• _Directive_:
In the forum thread about Malal, what is Malal's mission said to be?

** START OF Excerpted text **

# The Return of Malal!



## weasly (Jun 18, 2008)

I've heard that maybe in the new rules that CHaos undivided is going to be replaced by the 5th God Malal. He used to be in the fluff but when the game went to Citadel Miniatures the guy who owned the name didn't let them use it. This guy died and his wife sold the name to GW. For those who don't remember or don't know his mission is to kill the other gods and he represents Chaos itself.


----------



## Wrath of Khaine (Dec 29, 2006)

This seems kinda of wild, even for GW. They tend to be extremely conservative as of late, so I wouldn't put too much hope into this. And besides, worshipping the idea of what Chaos can grant you, and more than just a 5th god, is just much cooler. Now, if they use him as the ancient power of the warp, waking in the End Times to find these 4 usurpers in his realm, who believe more in their own motives than the warp itself...That would be a cool idea.


----------



## NoiseMarine (Jun 8, 2008)

** END OF Excerpted text **
** START OF Given information **

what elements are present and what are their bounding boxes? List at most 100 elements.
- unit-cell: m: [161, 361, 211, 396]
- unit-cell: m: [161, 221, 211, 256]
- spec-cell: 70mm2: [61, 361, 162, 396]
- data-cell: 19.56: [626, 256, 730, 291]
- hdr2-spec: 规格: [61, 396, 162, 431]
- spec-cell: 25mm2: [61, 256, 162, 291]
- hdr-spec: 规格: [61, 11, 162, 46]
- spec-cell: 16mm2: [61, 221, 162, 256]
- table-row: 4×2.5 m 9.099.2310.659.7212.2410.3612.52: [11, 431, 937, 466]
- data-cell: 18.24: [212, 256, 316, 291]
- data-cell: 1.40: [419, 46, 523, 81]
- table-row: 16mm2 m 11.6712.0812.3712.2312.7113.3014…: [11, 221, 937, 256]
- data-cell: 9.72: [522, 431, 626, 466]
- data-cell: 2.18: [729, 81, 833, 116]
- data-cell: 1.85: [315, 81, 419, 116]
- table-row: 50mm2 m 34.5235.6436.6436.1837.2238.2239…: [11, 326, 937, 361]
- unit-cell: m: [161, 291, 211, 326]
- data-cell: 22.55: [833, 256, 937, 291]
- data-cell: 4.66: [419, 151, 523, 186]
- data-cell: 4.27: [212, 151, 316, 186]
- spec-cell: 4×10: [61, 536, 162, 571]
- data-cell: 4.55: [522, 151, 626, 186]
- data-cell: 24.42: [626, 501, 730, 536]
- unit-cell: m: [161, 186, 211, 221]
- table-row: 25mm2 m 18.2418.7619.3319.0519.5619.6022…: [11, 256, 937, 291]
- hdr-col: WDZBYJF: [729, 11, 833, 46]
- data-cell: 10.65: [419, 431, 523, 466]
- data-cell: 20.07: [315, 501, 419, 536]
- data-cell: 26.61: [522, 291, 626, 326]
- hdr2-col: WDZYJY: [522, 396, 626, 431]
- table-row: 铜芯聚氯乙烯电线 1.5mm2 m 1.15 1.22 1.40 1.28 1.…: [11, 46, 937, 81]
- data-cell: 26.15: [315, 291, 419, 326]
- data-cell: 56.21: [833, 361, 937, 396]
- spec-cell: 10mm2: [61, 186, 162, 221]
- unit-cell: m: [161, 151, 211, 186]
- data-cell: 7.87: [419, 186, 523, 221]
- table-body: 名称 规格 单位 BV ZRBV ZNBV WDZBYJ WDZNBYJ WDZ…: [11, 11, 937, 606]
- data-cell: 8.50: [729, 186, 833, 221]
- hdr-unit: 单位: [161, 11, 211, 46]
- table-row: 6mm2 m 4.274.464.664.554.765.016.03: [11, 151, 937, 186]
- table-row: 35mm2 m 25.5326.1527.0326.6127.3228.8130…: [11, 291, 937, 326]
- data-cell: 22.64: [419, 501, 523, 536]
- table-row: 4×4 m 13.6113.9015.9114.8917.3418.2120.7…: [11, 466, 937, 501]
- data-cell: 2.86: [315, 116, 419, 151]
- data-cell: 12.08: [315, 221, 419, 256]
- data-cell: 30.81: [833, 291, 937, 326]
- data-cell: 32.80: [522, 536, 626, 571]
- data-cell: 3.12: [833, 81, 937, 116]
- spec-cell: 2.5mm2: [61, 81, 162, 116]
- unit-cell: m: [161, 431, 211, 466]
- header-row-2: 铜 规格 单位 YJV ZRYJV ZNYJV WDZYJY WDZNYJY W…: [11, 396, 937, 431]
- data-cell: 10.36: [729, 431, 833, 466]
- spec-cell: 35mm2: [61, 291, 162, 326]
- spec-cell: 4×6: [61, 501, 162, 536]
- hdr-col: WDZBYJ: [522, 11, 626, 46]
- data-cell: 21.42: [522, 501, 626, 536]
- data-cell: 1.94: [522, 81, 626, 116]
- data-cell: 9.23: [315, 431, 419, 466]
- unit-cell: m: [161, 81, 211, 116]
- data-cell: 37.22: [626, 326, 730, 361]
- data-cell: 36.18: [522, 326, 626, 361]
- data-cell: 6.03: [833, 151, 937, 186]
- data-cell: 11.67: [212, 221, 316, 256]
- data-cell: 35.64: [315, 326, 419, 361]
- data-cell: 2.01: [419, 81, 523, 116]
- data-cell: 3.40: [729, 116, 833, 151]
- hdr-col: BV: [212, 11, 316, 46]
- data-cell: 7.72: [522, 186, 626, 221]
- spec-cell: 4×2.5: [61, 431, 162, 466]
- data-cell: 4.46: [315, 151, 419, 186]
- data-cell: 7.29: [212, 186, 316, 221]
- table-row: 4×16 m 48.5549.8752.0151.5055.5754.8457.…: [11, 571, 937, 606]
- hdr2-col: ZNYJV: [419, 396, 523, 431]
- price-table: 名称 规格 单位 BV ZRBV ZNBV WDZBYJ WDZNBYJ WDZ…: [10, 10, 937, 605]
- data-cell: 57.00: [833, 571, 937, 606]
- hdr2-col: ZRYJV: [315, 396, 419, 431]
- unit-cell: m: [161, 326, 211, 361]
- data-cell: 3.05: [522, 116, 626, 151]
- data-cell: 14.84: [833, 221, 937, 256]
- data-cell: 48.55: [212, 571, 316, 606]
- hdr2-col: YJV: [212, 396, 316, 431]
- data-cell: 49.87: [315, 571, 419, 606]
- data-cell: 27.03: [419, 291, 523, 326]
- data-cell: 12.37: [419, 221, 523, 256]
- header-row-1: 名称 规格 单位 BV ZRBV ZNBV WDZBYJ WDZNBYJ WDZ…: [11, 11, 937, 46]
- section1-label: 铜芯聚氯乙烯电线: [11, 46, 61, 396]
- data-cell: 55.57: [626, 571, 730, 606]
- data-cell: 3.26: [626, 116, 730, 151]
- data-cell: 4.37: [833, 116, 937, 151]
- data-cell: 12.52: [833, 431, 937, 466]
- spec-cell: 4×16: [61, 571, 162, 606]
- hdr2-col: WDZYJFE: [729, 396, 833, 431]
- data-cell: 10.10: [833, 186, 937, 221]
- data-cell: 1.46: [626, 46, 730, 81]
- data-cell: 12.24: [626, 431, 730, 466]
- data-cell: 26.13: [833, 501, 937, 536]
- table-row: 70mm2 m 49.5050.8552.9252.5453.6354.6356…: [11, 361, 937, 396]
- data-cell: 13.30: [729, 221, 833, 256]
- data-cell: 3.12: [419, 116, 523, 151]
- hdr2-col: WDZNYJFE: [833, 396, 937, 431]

** END OF Given information **

• _Solved problem_:
To kill the other gods.